• Exercise requirements: Return all of the lines below exactly as they are.

• Available records:
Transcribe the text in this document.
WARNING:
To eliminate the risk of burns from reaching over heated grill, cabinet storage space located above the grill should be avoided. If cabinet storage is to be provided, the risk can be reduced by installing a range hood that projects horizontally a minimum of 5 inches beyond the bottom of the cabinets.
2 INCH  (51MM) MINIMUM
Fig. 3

• The answer:
Transcribe the text in this document.
WARNING:
To eliminate the risk of burns from reaching over heated grill, cabinet storage space located above the grill should be avoided. If cabinet storage is to be provided, the risk can be reduced by installing a range hood that projects horizontally a minimum of 5 inches beyond the bottom of the cabinets.
2 INCH  (51MM) MINIMUM
Fig. 3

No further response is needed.